● DATA SHOWN:
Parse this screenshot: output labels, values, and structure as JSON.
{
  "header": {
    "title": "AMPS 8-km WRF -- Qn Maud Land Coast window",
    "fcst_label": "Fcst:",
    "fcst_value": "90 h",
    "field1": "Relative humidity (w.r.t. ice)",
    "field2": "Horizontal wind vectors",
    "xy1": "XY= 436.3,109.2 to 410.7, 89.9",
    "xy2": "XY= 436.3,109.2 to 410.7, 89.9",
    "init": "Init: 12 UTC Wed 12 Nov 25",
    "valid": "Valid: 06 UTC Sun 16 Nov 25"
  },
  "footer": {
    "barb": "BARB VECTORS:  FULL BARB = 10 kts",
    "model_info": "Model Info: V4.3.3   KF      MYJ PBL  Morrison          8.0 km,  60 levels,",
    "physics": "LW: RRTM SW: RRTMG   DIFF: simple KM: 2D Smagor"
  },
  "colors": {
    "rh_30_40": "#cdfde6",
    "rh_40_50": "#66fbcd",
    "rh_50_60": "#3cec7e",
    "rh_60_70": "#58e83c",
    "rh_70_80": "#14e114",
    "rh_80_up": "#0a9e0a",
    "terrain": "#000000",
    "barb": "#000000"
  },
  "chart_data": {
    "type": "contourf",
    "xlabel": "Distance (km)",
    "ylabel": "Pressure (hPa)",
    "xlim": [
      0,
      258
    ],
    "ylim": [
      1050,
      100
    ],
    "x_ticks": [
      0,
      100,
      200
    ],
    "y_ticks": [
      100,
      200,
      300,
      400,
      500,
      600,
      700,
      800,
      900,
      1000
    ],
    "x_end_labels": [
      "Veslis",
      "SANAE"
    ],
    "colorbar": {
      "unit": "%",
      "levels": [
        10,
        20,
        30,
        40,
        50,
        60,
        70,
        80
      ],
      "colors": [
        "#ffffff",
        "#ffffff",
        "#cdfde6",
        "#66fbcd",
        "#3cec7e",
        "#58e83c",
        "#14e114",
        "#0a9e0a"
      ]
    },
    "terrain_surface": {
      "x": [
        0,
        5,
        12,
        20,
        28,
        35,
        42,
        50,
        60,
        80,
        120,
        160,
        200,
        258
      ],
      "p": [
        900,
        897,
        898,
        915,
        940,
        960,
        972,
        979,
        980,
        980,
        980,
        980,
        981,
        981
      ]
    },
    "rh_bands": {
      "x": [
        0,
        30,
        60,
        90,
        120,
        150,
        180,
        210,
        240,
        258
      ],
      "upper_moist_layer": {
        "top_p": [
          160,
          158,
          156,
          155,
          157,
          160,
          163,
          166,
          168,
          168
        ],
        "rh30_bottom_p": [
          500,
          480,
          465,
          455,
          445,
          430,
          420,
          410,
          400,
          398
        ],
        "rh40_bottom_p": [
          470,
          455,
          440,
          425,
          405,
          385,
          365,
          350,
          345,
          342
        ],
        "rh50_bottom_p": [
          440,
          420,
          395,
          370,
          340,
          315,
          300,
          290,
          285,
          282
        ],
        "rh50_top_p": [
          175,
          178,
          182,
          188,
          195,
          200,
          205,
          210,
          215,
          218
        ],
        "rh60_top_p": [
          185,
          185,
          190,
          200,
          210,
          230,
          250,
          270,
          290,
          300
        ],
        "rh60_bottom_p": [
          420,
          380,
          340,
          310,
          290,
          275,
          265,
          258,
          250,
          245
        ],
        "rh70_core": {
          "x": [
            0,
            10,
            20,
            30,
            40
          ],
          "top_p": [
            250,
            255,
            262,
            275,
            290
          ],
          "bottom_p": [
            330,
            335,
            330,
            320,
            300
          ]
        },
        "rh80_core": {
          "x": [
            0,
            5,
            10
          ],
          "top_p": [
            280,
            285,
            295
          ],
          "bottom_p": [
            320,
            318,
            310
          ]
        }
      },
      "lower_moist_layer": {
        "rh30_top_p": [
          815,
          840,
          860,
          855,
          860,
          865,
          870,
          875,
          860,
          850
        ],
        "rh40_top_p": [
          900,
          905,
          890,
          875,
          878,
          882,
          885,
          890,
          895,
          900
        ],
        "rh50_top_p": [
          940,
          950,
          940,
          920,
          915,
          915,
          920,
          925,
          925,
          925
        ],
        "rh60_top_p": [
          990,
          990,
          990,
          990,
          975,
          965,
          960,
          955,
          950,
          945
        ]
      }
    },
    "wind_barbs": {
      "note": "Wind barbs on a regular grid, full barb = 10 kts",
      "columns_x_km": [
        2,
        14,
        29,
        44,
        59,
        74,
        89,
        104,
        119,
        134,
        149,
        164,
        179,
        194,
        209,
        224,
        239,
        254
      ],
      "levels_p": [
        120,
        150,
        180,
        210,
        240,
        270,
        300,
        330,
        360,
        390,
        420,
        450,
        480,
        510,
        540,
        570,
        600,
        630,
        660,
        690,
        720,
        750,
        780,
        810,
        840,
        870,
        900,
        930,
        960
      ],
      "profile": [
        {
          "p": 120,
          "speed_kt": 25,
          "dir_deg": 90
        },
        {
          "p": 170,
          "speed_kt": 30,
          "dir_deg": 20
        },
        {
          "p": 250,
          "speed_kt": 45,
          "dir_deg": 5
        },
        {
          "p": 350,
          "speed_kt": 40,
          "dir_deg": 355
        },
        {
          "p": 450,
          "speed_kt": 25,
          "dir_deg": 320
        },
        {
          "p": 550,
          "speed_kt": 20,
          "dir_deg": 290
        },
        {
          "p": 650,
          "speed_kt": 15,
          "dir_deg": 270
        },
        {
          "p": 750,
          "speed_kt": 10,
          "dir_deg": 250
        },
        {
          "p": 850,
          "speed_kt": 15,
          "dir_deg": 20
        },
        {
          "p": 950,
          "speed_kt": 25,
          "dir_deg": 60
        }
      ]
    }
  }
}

● WRITTEN INSTRUCTION:
All entries shown above should be printed again exactly.

● WRITTEN RESPONSE:
Parse this screenshot: output labels, values, and structure as JSON.
{
  "header": {
    "title": "AMPS 8-km WRF -- Qn Maud Land Coast window",
    "fcst_label": "Fcst:",
    "fcst_value": "90 h",
    "field1": "Relative humidity (w.r.t. ice)",
    "field2": "Horizontal wind vectors",
    "xy1": "XY= 436.3,109.2 to 410.7, 89.9",
    "xy2": "XY= 436.3,109.2 to 410.7, 89.9",
    "init": "Init: 12 UTC Wed 12 Nov 25",
    "valid": "Valid: 06 UTC Sun 16 Nov 25"
  },
  "footer": {
    "barb": "BARB VECTORS:  FULL BARB = 10 kts",
    "model_info": "Model Info: V4.3.3   KF      MYJ PBL  Morrison          8.0 km,  60 levels,",
    "physics": "LW: RRTM SW: RRTMG   DIFF: simple KM: 2D Smagor"
  },
  "colors": {
    "rh_30_40": "#cdfde6",
    "rh_40_50": "#66fbcd",
    "rh_50_60": "#3cec7e",
    "rh_60_70": "#58e83c",
    "rh_70_80": "#14e114",
    "rh_80_up": "#0a9e0a",
    "terrain": "#000000",
    "barb": "#000000"
  },
  "chart_data": {
    "type": "contourf",
    "xlabel": "Distance (km)",
    "ylabel": "Pressure (hPa)",
    "xlim": [
      0,
      258
    ],
    "ylim": [
      1050,
      100
    ],
    "x_ticks": [
      0,
      100,
      200
    ],
    "y_ticks": [
      100,
      200,
      300,
      400,
      500,
      600,
      700,
      800,
      900,
      1000
    ],
    "x_end_labels": [
      "Veslis",
      "SANAE"
    ],
    "colorbar": {
      "unit": "%",
      "levels": [
        10,
        20,
        30,
        40,
        50,
        60,
        70,
        80
      ],
      "colors": [
        "#ffffff",
        "#ffffff",
        "#cdfde6",
        "#66fbcd",
        "#3cec7e",
        "#58e83c",
        "#14e114",
        "#0a9e0a"
      ]
    },
    "terrain_surface": {
      "x": [
        0,
        5,
        12,
        20,
        28,
        35,
        42,
        50,
        60,
        80,
        120,
        160,
        200,
        258
      ],
      "p": [
        900,
        897,
        898,
        915,
        940,
        960,
        972,
        979,
        980,
        980,
        980,
        980,
        981,
        981
      ]
    },
    "rh_bands": {
      "x": [
        0,
        30,
        60,
        90,
        120,
        150,
        180,
        210,
        240,
        258
      ],
      "upper_moist_layer": {
        "top_p": [
          160,
          158,
          156,
          155,
          157,
          160,
          163,
          166,
          168,
          168
        ],
        "rh30_bottom_p": [
          500,
          480,
          465,
          455,
          445,
          430,
          420,
          410,
          400,
          398
        ],
        "rh40_bottom_p": [
          470,
          455,
          440,
          425,
          405,
          385,
          365,
          350,
          345,
          342
        ],
        "rh50_bottom_p": [
          440,
          420,
          395,
          370,
          340,
          315,
          300,
          290,
          285,
          282
        ],
        "rh50_top_p": [
          175,
          178,
          182,
          188,
          195,
          200,
          205,
          210,
          215,
          218
        ],
        "rh60_top_p": [
          185,
          185,
          190,
          200,
          210,
          230,
          250,
          270,
          290,
          300
        ],
        "rh60_bottom_p": [
          420,
          380,
          340,
          310,
          290,
          275,
          265,
          258,
          250,
          245
        ],
        "rh70_core": {
          "x": [
            0,
            10,
            20,
            30,
            40
          ],
          "top_p": [
            250,
            255,
            262,
            275,
            290
          ],
          "bottom_p": [
            330,
            335,
            330,
            320,
            300
          ]
        },
        "rh80_core": {
          "x": [
            0,
            5,
            10
          ],
          "top_p": [
            280,
            285,
            295
          ],
          "bottom_p": [
            320,
            318,
            310
          ]
        }
      },
      "lower_moist_layer": {
        "rh30_top_p": [
          815,
          840,
          860,
          855,
          860,
          865,
          870,
          875,
          860,
          850
        ],
        "rh40_top_p": [
          900,
          905,
          890,
          875,
          878,
          882,
          885,
          890,
          895,
          900
        ],
        "rh50_top_p": [
          940,
          950,
          940,
          920,
          915,
          915,
          920,
          925,
          925,
          925
        ],
        "rh60_top_p": [
          990,
          990,
          990,
          990,
          975,
          965,
          960,
          955,
          950,
          945
        ]
      }
    },
    "wind_barbs": {
      "note": "Wind barbs on a regular grid, full barb = 10 kts",
      "columns_x_km": [
        2,
        14,
        29,
        44,
        59,
        74,
        89,
        104,
        119,
        134,
        149,
        164,
        179,
        194,
        209,
        224,
        239,
        254
      ],
      "levels_p": [
        120,
        150,
        180,
        210,
        240,
        270,
        300,
        330,
        360,
        390,
        420,
        450,
        480,
        510,
        540,
        570,
        600,
        630,
        660,
        690,
        720,
        750,
        780,
        810,
        840,
        870,
        900,
        930,
        960
      ],
      "profile": [
        {
          "p": 120,
          "speed_kt": 25,
          "dir_deg": 90
        },
        {
          "p": 170,
          "speed_kt": 30,
          "dir_deg": 20
        },
        {
          "p": 250,
          "speed_kt": 45,
          "dir_deg": 5
        },
        {
          "p": 350,
          "speed_kt": 40,
          "dir_deg": 355
        },
        {
          "p": 450,
          "speed_kt": 25,
          "dir_deg": 320
        },
        {
          "p": 550,
          "speed_kt": 20,
          "dir_deg": 290
        },
        {
          "p": 650,
          "speed_kt": 15,
          "dir_deg": 270
        },
        {
          "p": 750,
          "speed_kt": 10,
          "dir_deg": 250
        },
        {
          "p": 850,
          "speed_kt": 15,
          "dir_deg": 20
        },
        {
          "p": 950,
          "speed_kt": 25,
          "dir_deg": 60
        }
      ]
    }
  }
}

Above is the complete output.